* WORK TO BE COMPLETED
Output every line below exactly.

* MATERIAL SHOWN

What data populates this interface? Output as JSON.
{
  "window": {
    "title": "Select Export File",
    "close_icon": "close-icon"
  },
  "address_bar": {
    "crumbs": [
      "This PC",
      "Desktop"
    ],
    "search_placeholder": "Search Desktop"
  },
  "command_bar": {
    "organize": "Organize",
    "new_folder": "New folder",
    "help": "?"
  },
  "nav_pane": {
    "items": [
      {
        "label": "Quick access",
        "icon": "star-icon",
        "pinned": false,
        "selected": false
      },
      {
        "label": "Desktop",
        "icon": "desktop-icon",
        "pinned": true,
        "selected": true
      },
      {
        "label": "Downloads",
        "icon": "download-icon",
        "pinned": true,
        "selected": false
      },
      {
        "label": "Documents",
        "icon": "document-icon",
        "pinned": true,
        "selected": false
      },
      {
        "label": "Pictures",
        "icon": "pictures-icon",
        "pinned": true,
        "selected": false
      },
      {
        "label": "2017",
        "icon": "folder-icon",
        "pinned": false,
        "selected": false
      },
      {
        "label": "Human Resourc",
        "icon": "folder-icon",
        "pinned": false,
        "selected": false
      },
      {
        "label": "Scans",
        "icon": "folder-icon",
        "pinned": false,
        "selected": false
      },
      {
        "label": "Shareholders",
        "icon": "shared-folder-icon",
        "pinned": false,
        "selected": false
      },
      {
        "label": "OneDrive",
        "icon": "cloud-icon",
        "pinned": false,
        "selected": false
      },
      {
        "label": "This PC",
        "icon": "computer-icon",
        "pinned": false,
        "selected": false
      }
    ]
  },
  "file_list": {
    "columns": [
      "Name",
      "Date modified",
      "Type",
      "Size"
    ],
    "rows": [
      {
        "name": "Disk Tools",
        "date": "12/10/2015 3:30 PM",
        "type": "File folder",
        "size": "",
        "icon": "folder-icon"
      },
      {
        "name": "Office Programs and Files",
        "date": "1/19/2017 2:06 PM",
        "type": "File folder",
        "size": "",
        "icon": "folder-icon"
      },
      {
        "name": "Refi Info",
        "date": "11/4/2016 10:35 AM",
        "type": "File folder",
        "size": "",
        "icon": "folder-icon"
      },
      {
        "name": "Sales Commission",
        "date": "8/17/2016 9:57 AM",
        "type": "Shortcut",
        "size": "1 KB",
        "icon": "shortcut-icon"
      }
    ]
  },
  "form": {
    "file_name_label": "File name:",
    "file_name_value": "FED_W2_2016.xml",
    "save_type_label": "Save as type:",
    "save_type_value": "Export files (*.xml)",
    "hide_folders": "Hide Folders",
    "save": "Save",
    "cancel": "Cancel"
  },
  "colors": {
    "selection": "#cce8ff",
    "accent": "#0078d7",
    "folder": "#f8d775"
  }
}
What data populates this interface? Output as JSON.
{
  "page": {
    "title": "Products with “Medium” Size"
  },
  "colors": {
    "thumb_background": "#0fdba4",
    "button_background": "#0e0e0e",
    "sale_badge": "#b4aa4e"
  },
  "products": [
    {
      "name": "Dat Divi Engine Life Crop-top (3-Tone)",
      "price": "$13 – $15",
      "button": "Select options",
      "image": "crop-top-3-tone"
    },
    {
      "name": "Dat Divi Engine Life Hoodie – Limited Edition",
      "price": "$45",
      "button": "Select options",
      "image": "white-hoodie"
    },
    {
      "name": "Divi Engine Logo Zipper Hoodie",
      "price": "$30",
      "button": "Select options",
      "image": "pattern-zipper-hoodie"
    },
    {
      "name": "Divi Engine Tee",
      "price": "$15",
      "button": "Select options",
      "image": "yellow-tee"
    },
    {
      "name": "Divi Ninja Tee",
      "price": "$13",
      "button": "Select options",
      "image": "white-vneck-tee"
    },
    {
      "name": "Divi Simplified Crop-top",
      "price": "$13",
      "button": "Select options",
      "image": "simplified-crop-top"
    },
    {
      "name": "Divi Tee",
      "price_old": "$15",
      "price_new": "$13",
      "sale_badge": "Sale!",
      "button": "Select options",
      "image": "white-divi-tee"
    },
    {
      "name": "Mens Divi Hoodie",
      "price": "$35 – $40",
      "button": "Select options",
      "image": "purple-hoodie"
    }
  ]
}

* EXPECTED ANSWER
What data populates this interface? Output as JSON.
{
  "window": {
    "title": "Select Export File",
    "close_icon": "close-icon"
  },
  "address_bar": {
    "crumbs": [
      "This PC",
      "Desktop"
    ],
    "search_placeholder": "Search Desktop"
  },
  "command_bar": {
    "organize": "Organize",
    "new_folder": "New folder",
    "help": "?"
  },
  "nav_pane": {
    "items": [
      {
        "label": "Quick access",
        "icon": "star-icon",
        "pinned": false,
        "selected": false
      },
      {
        "label": "Desktop",
        "icon": "desktop-icon",
        "pinned": true,
        "selected": true
      },
      {
        "label": "Downloads",
        "icon": "download-icon",
        "pinned": true,
        "selected": false
      },
      {
        "label": "Documents",
        "icon": "document-icon",
        "pinned": true,
        "selected": false
      },
      {
        "label": "Pictures",
        "icon": "pictures-icon",
        "pinned": true,
        "selected": false
      },
      {
        "label": "2017",
        "icon": "folder-icon",
        "pinned": false,
        "selected": false
      },
      {
        "label": "Human Resourc",
        "icon": "folder-icon",
        "pinned": false,
        "selected": false
      },
      {
        "label": "Scans",
        "icon": "folder-icon",
        "pinned": false,
        "selected": false
      },
      {
        "label": "Shareholders",
        "icon": "shared-folder-icon",
        "pinned": false,
        "selected": false
      },
      {
        "label": "OneDrive",
        "icon": "cloud-icon",
        "pinned": false,
        "selected": false
      },
      {
        "label": "This PC",
        "icon": "computer-icon",
        "pinned": false,
        "selected": false
      }
    ]
  },
  "file_list": {
    "columns": [
      "Name",
      "Date modified",
      "Type",
      "Size"
    ],
    "rows": [
      {
        "name": "Disk Tools",
        "date": "12/10/2015 3:30 PM",
        "type": "File folder",
        "size": "",
        "icon": "folder-icon"
      },
      {
        "name": "Office Programs and Files",
        "date": "1/19/2017 2:06 PM",
        "type": "File folder",
        "size": "",
        "icon": "folder-icon"
      },
      {
        "name": "Refi Info",
        "date": "11/4/2016 10:35 AM",
        "type": "File folder",
        "size": "",
        "icon": "folder-icon"
      },
      {
        "name": "Sales Commission",
        "date": "8/17/2016 9:57 AM",
        "type": "Shortcut",
        "size": "1 KB",
        "icon": "shortcut-icon"
      }
    ]
  },
  "form": {
    "file_name_label": "File name:",
    "file_name_value": "FED_W2_2016.xml",
    "save_type_label": "Save as type:",
    "save_type_value": "Export files (*.xml)",
    "hide_folders": "Hide Folders",
    "save": "Save",
    "cancel": "Cancel"
  },
  "colors": {
    "selection": "#cce8ff",
    "accent": "#0078d7",
    "folder": "#f8d775"
  }
}
What data populates this interface? Output as JSON.
{
  "page": {
    "title": "Products with “Medium” Size"
  },
  "colors": {
    "thumb_background": "#0fdba4",
    "button_background": "#0e0e0e",
    "sale_badge": "#b4aa4e"
  },
  "products": [
    {
      "name": "Dat Divi Engine Life Crop-top (3-Tone)",
      "price": "$13 – $15",
      "button": "Select options",
      "image": "crop-top-3-tone"
    },
    {
      "name": "Dat Divi Engine Life Hoodie – Limited Edition",
      "price": "$45",
      "button": "Select options",
      "image": "white-hoodie"
    },
    {
      "name": "Divi Engine Logo Zipper Hoodie",
      "price": "$30",
      "button": "Select options",
      "image": "pattern-zipper-hoodie"
    },
    {
      "name": "Divi Engine Tee",
      "price": "$15",
      "button": "Select options",
      "image": "yellow-tee"
    },
    {
      "name": "Divi Ninja Tee",
      "price": "$13",
      "button": "Select options",
      "image": "white-vneck-tee"
    },
    {
      "name": "Divi Simplified Crop-top",
      "price": "$13",
      "button": "Select options",
      "image": "simplified-crop-top"
    },
    {
      "name": "Divi Tee",
      "price_old": "$15",
      "price_new": "$13",
      "sale_badge": "Sale!",
      "button": "Select options",
      "image": "white-divi-tee"
    },
    {
      "name": "Mens Divi Hoodie",
      "price": "$35 – $40",
      "button": "Select options",
      "image": "purple-hoodie"
    }
  ]
}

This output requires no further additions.